Written exercise:
Substitute "candle-rect" for "candle-body" in the items between the lines holding "candle-body: [165, 261, 170, 274]" and "legend-remove[interactable]: [113, 130, 125, 142]", inclusive, and give only those lines back with nothing else altered.

Source material:
════
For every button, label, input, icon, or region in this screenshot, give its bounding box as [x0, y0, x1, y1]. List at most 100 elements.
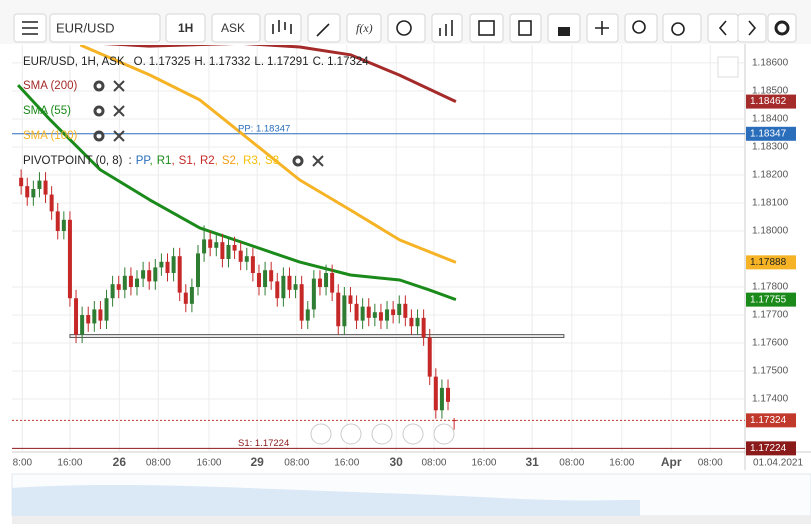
candle-body: [165, 261, 170, 274]
candle-body: [415, 317, 420, 327]
candle-body: [19, 177, 24, 187]
price-tag-bg: [746, 413, 796, 428]
pencil-icon: [316, 23, 330, 37]
pivot-item: PP: [136, 155, 152, 167]
y-tick-label: 1.17500: [752, 366, 789, 377]
candle-body: [324, 273, 329, 288]
legend-remove[interactable]: [113, 130, 125, 142]
next-button[interactable]: [737, 13, 767, 43]
candle-body: [348, 295, 353, 304]
candle-body: [202, 239, 207, 254]
legend-remove[interactable]: [113, 80, 125, 92]
x-tick-label: 26: [113, 455, 127, 469]
pivot-label: S1: 1.17224: [238, 438, 289, 449]
pivot-item: S2: [222, 155, 236, 167]
chart-type-button[interactable]: [264, 13, 302, 43]
y-tick-label: 1.18100: [752, 198, 789, 209]
report-button[interactable]: [509, 13, 542, 43]
nav-reset[interactable]: [371, 423, 393, 445]
calendar-button[interactable]: [469, 13, 504, 43]
sma-tag: 1.17755: [750, 294, 787, 305]
candle-body: [177, 256, 182, 293]
legend-settings[interactable]: [93, 80, 105, 92]
candle-body: [189, 287, 194, 304]
pivot-separator: ,: [193, 155, 196, 167]
pivot-tag-bg: [746, 126, 796, 141]
sma-tag-bg: [746, 94, 796, 109]
candle-body: [317, 278, 322, 288]
candle-body: [403, 303, 408, 318]
candle-body: [92, 309, 97, 324]
ohlc-value: 1.17325: [149, 56, 191, 68]
candle-body: [397, 303, 402, 316]
candle-body: [208, 239, 213, 248]
legend-remove[interactable]: [113, 105, 125, 117]
candle-body: [360, 306, 365, 321]
scrollbar[interactable]: [12, 516, 811, 524]
toolbar: EUR/USD 1H ASK f(x): [0, 0, 811, 44]
prev-icon: [718, 20, 727, 36]
zoom-button[interactable]: [624, 13, 658, 43]
sma-line: [16, 84, 457, 302]
cloud-button[interactable]: [662, 13, 702, 43]
legend-symbol: EUR/USD, 1H, ASK: [23, 56, 125, 68]
candle-body: [311, 278, 316, 310]
pivot-item: S3: [265, 155, 279, 167]
settings-button[interactable]: [767, 13, 797, 43]
candle-body: [446, 387, 451, 402]
indicators-button[interactable]: [346, 13, 382, 43]
interval-button[interactable]: [165, 13, 206, 43]
candle-body: [391, 309, 396, 316]
candle-body: [281, 275, 286, 299]
candle-body: [110, 284, 115, 299]
y-tick-label: 1.17600: [752, 338, 789, 349]
nav-zoom-out[interactable]: [340, 423, 362, 445]
x-tick-label: Apr: [661, 455, 682, 469]
x-tick-label: 16:00: [471, 458, 496, 469]
candle-body: [421, 317, 426, 338]
y-tick-label: 1.18000: [752, 226, 789, 237]
nav-right[interactable]: [433, 423, 455, 445]
next-icon: [748, 20, 757, 36]
x-tick-label: 29: [250, 455, 264, 469]
x-tick-label: 08:00: [421, 458, 446, 469]
y-tick-label: 1.18200: [752, 170, 789, 181]
plot: [12, 45, 745, 452]
pivot-label: PP: 1.18347: [238, 123, 290, 134]
support-box: [69, 334, 565, 338]
y-tick-label: 1.18600: [752, 58, 789, 69]
y-tick-label: 1.18300: [752, 142, 789, 153]
nav-left[interactable]: [310, 423, 332, 445]
nav-zoom-in[interactable]: [402, 423, 424, 445]
candle-body: [31, 188, 36, 198]
side-button[interactable]: [211, 13, 261, 43]
info-button[interactable]: [387, 13, 426, 43]
candle-body: [366, 306, 371, 318]
volume-button[interactable]: [431, 13, 463, 43]
legend-remove[interactable]: [312, 155, 324, 167]
info-icon: [396, 20, 412, 36]
symbol: EUR/USD: [56, 20, 115, 35]
legend-settings[interactable]: [93, 130, 105, 142]
pivot-separator: ,: [236, 155, 239, 167]
date-label: 01.04.2021: [753, 458, 803, 469]
pivot-separator: ,: [171, 155, 174, 167]
candle-body: [305, 309, 310, 321]
ohlc-label: C.: [313, 56, 325, 68]
fullscreen-button[interactable]: [717, 56, 739, 78]
candle-body: [61, 219, 66, 231]
prev-button[interactable]: [707, 13, 739, 43]
candle-body: [452, 420, 457, 422]
candle-body: [98, 309, 103, 321]
legend-settings[interactable]: [93, 105, 105, 117]
candle-body: [342, 295, 347, 327]
candle-body: [135, 278, 140, 288]
candle-body: [269, 270, 274, 282]
candle-body: [80, 315, 85, 335]
symbol-box[interactable]: [49, 13, 161, 43]
pivot-prefix: :: [128, 155, 131, 167]
candle-body: [409, 317, 414, 327]
x-tick-label: 8:00: [13, 458, 33, 469]
candle-body: [238, 250, 243, 262]
legend-settings[interactable]: [292, 155, 304, 167]
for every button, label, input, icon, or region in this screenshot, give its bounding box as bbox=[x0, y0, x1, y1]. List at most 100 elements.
════
Solution to this problem:
candle-rect: [165, 261, 170, 274]
candle-rect: [415, 317, 420, 327]
candle-rect: [19, 177, 24, 187]
price-tag-bg: [746, 413, 796, 428]
pencil-icon: [316, 23, 330, 37]
pivot-item: PP: [136, 155, 152, 167]
y-tick-label: 1.17500: [752, 366, 789, 377]
candle-rect: [324, 273, 329, 288]
legend-remove[interactable]: [113, 130, 125, 142]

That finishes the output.